Stored data
BEGIN
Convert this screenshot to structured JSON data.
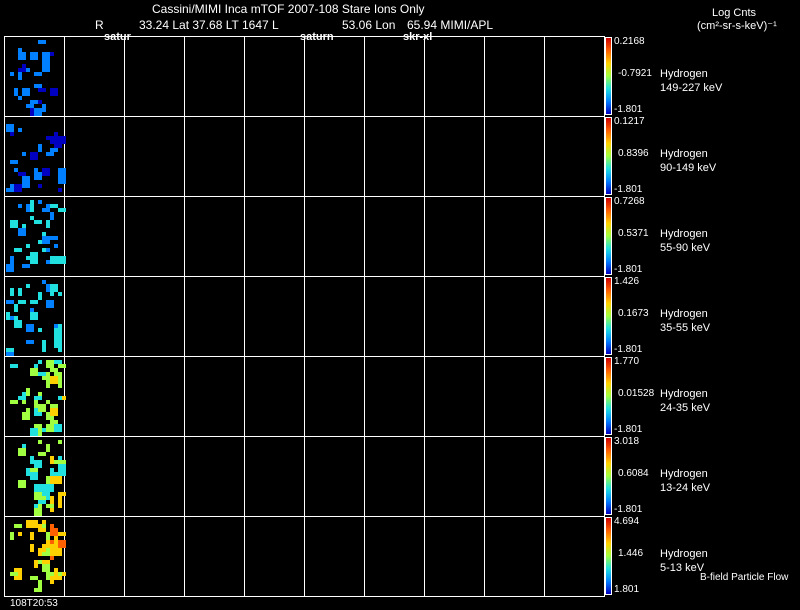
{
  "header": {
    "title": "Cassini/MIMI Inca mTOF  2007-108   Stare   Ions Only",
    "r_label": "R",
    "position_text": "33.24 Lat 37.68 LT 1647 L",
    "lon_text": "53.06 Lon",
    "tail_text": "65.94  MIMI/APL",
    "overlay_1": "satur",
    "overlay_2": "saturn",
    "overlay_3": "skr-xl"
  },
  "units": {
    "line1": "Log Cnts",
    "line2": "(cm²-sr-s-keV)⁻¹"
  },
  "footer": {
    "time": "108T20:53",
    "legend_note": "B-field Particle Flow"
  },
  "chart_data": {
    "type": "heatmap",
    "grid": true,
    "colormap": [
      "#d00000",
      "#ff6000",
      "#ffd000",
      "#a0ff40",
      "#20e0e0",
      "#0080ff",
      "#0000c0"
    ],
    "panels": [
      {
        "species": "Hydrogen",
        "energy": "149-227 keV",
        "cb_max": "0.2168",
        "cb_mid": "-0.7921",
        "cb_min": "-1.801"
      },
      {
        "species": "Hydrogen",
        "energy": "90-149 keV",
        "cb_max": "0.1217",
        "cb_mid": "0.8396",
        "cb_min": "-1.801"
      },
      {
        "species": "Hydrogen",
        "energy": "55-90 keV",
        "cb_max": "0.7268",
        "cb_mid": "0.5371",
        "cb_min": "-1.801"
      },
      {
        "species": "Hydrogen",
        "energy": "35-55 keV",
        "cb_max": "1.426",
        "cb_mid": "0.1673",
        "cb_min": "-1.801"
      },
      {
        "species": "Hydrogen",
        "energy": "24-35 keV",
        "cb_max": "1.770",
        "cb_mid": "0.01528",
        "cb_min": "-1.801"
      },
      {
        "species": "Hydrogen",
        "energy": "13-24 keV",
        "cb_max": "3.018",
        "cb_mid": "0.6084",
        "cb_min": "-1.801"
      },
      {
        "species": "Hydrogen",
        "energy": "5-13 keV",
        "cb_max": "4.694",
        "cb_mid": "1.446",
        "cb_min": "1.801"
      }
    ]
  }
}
END
BEGIN
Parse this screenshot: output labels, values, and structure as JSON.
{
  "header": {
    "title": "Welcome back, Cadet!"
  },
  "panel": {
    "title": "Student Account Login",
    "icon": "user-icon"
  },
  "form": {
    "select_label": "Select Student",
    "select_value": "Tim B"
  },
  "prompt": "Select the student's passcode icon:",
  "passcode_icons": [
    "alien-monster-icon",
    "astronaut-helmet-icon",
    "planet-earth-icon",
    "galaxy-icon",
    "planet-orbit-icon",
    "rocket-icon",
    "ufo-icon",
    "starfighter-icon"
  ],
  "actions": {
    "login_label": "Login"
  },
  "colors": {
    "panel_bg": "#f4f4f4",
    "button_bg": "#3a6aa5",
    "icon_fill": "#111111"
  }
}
END
Go through the lines above. Select every one that has the string "screenshot".

Convert this screenshot to structured JSON data.
Parse this screenshot: output labels, values, and structure as JSON.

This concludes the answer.